__Work to be completed__. Each line that holds the word "name" counts once. Give the total number of such lines and nothing else.

(Data items)
__________________________________________________

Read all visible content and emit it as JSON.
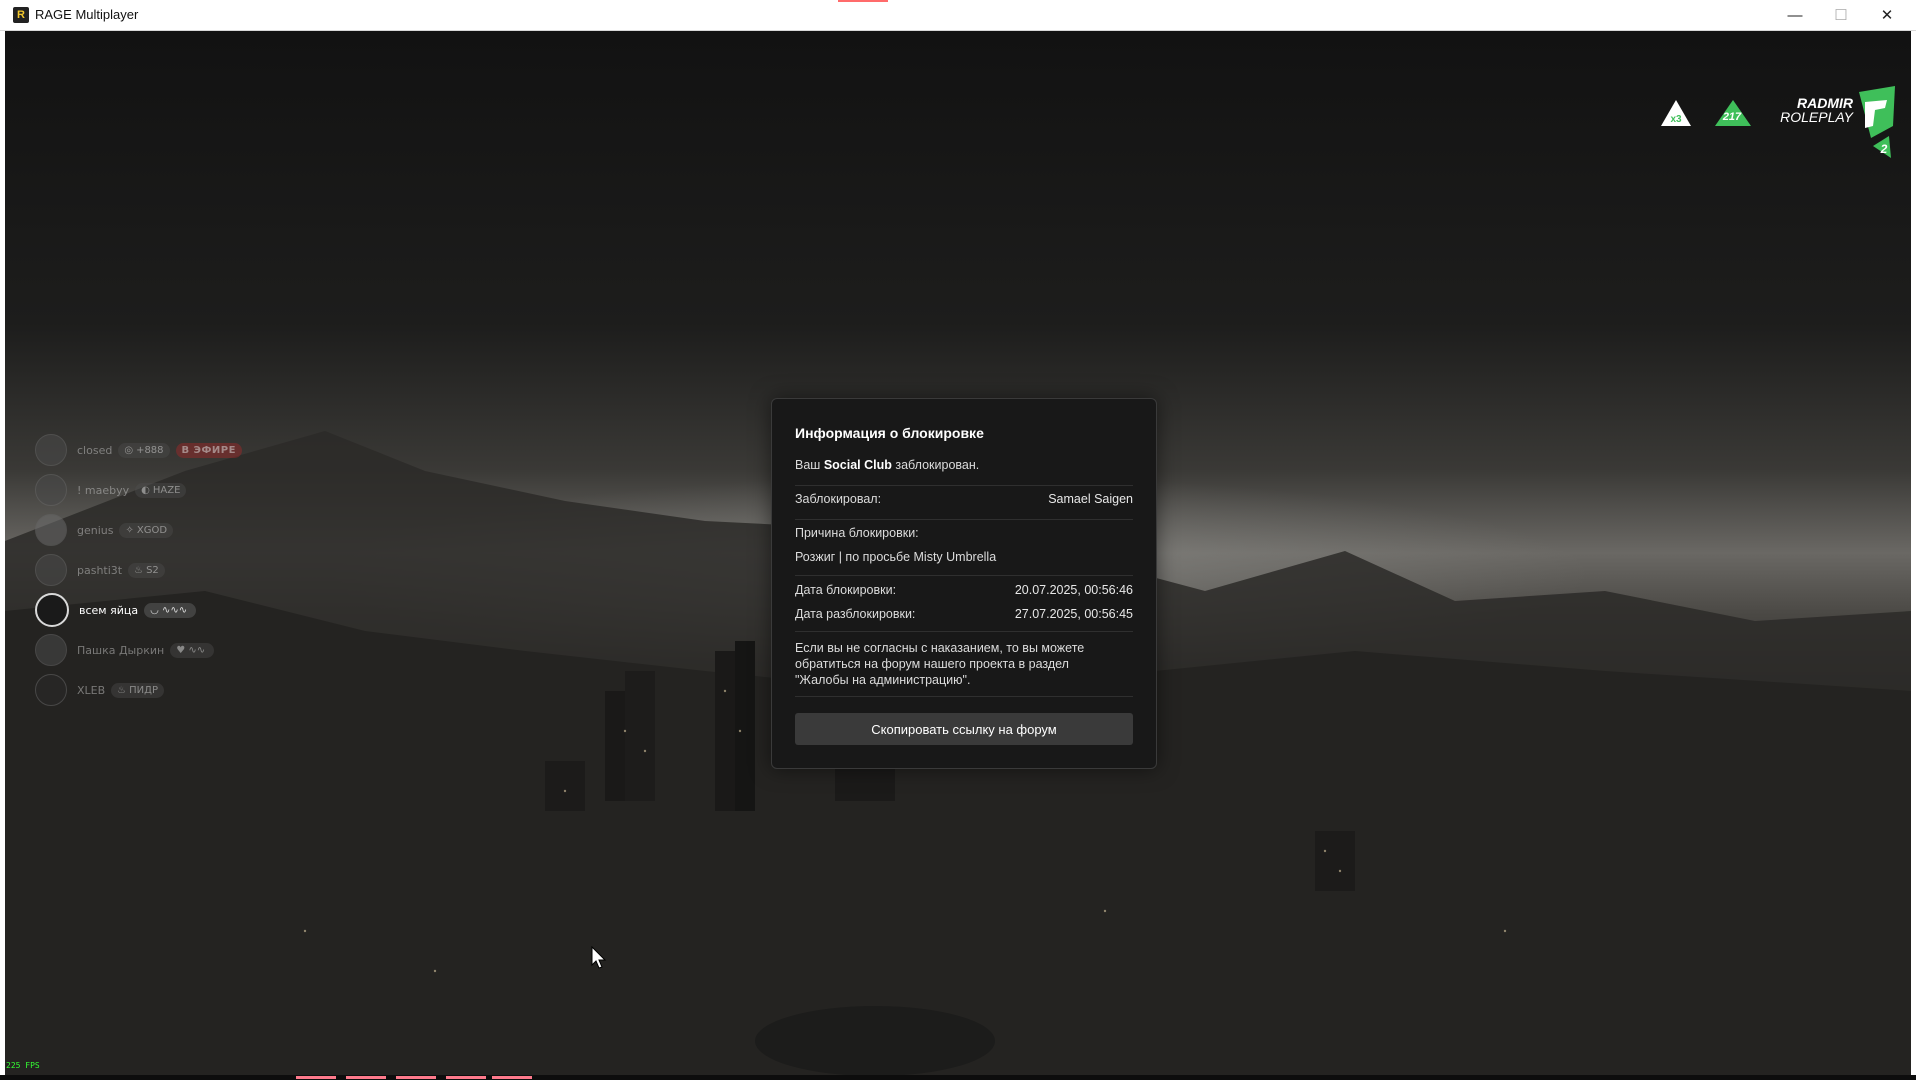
{
  "window": {
    "title": "RAGE Multiplayer",
    "icon_glyph": "R",
    "minimize_glyph": "—",
    "maximize_glyph": "☐",
    "close_glyph": "✕"
  },
  "hud": {
    "fps": "225 FPS",
    "multiplier": "x3",
    "online": "217",
    "brand_line1": "RADMIR",
    "brand_line2": "ROLEPLAY",
    "server_number": "2",
    "accent_color": "#3fbf5a"
  },
  "streamers": [
    {
      "name": "closed",
      "tag": "+888",
      "badge": "В ЭФИРЕ"
    },
    {
      "name": "! maebyy",
      "tag": "HAZE"
    },
    {
      "name": "genius",
      "tag": "XGOD"
    },
    {
      "name": "pashti3t",
      "tag": "S2"
    },
    {
      "name": "всем яйца",
      "tag": ""
    },
    {
      "name": "Пашка Дыркин",
      "tag": ""
    },
    {
      "name": "XLEB",
      "tag": "ПИДР"
    }
  ],
  "ban_modal": {
    "title": "Информация о блокировке",
    "account_prefix": "Ваш",
    "account_bold": "Social Club",
    "account_suffix": "заблокирован.",
    "blocked_by_label": "Заблокировал:",
    "blocked_by_value": "Samael Saigen",
    "reason_label": "Причина блокировки:",
    "reason_value": "Розжиг | по просьбе Misty Umbrella",
    "ban_date_label": "Дата блокировки:",
    "ban_date_value": "20.07.2025, 00:56:46",
    "unban_date_label": "Дата разблокировки:",
    "unban_date_value": "27.07.2025, 00:56:45",
    "appeal_text": "Если вы не согласны с наказанием, то вы можете обратиться на форум нашего проекта в раздел \"Жалобы на администрацию\".",
    "copy_button": "Скопировать ссылку на форум"
  }
}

__________________________________________________

__Answer for the task__. 7